Restate the whole listing word for word. Pictures are left out.

>> BEGIN

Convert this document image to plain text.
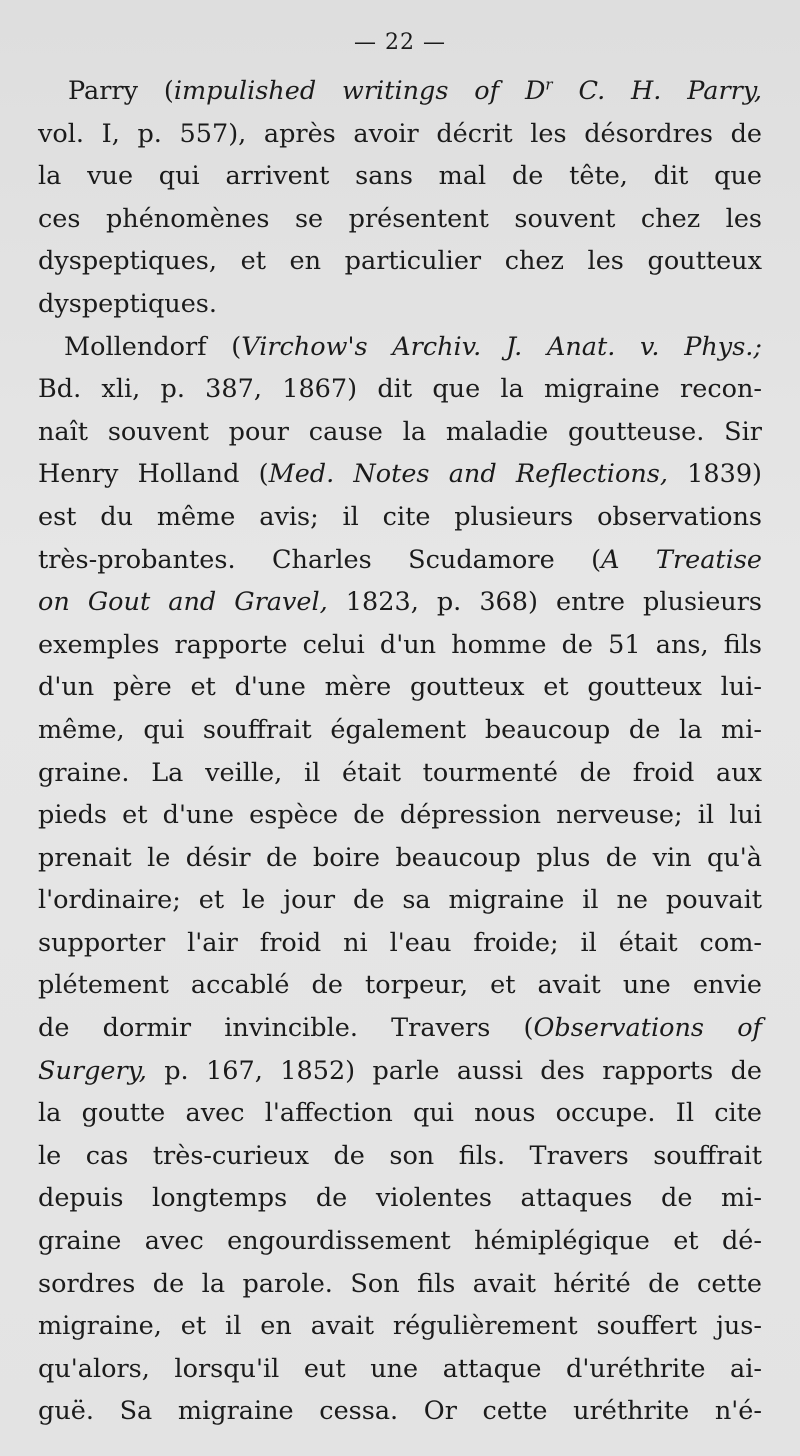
— 22 —
Parry (impulished writings of $D^r$ C. H. Parry,
vol. I, p. 557), après avoir décrit les désordres de
la vue qui arrivent sans mal de tête, dit que
ces phénomènes se présentent souvent chez les
dyspeptiques, et en particulier chez les goutteux
dyspeptiques.
Mollendorf (Virchow's Archiv. J. Anat. v. Phys.;
Bd. xli, p. 387, 1867) dit que la migraine recon-
naît souvent pour cause la maladie goutteuse. Sir
Henry Holland (Med. Notes and Reflections, 1839)
est du même avis; il cite plusieurs observations
très-probantes. Charles Scudamore (A Treatise
on Gout and Gravel, 1823, p. 368) entre plusieurs
exemples rapporte celui d'un homme de 51 ans, fils
d'un père et d'une mère goutteux et goutteux lui-
même, qui souffrait également beaucoup de la mi-
graine. La veille, il était tourmenté de froid aux
pieds et d'une espèce de dépression nerveuse; il lui
prenait le désir de boire beaucoup plus de vin qu'à
l'ordinaire; et le jour de sa migraine il ne pouvait
supporter l'air froid ni l'eau froide; il était com-
plétement accablé de torpeur, et avait une envie
de dormir invincible. Travers (Observations of
Surgery, p. 167, 1852) parle aussi des rapports de
la goutte avec l'affection qui nous occupe. Il cite
le cas très-curieux de son fils. Travers souffrait
depuis longtemps de violentes attaques de mi-
graine avec engourdissement hémiplégique et dé-
sordres de la parole. Son fils avait hérité de cette
migraine, et il en avait régulièrement souffert jus-
qu'alors, lorsqu'il eut une attaque d'uréthrite ai-
guë. Sa migraine cessa. Or cette uréthrite n'é-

>> END

> Exercise solution:
Convert this document image to plain text.
— 22 —
Parry (impulished writings of $D^r$ C. H. Parry,
vol. I, p. 557), après avoir décrit les désordres de
la vue qui arrivent sans mal de tête, dit que
ces phénomènes se présentent souvent chez les
dyspeptiques, et en particulier chez les goutteux
dyspeptiques.
Mollendorf (Virchow's Archiv. J. Anat. v. Phys.;
Bd. xli, p. 387, 1867) dit que la migraine recon-
naît souvent pour cause la maladie goutteuse. Sir
Henry Holland (Med. Notes and Reflections, 1839)
est du même avis; il cite plusieurs observations
très-probantes. Charles Scudamore (A Treatise
on Gout and Gravel, 1823, p. 368) entre plusieurs
exemples rapporte celui d'un homme de 51 ans, fils
d'un père et d'une mère goutteux et goutteux lui-
même, qui souffrait également beaucoup de la mi-
graine. La veille, il était tourmenté de froid aux
pieds et d'une espèce de dépression nerveuse; il lui
prenait le désir de boire beaucoup plus de vin qu'à
l'ordinaire; et le jour de sa migraine il ne pouvait
supporter l'air froid ni l'eau froide; il était com-
plétement accablé de torpeur, et avait une envie
de dormir invincible. Travers (Observations of
Surgery, p. 167, 1852) parle aussi des rapports de
la goutte avec l'affection qui nous occupe. Il cite
le cas très-curieux de son fils. Travers souffrait
depuis longtemps de violentes attaques de mi-
graine avec engourdissement hémiplégique et dé-
sordres de la parole. Son fils avait hérité de cette
migraine, et il en avait régulièrement souffert jus-
qu'alors, lorsqu'il eut une attaque d'uréthrite ai-
guë. Sa migraine cessa. Or cette uréthrite n'é-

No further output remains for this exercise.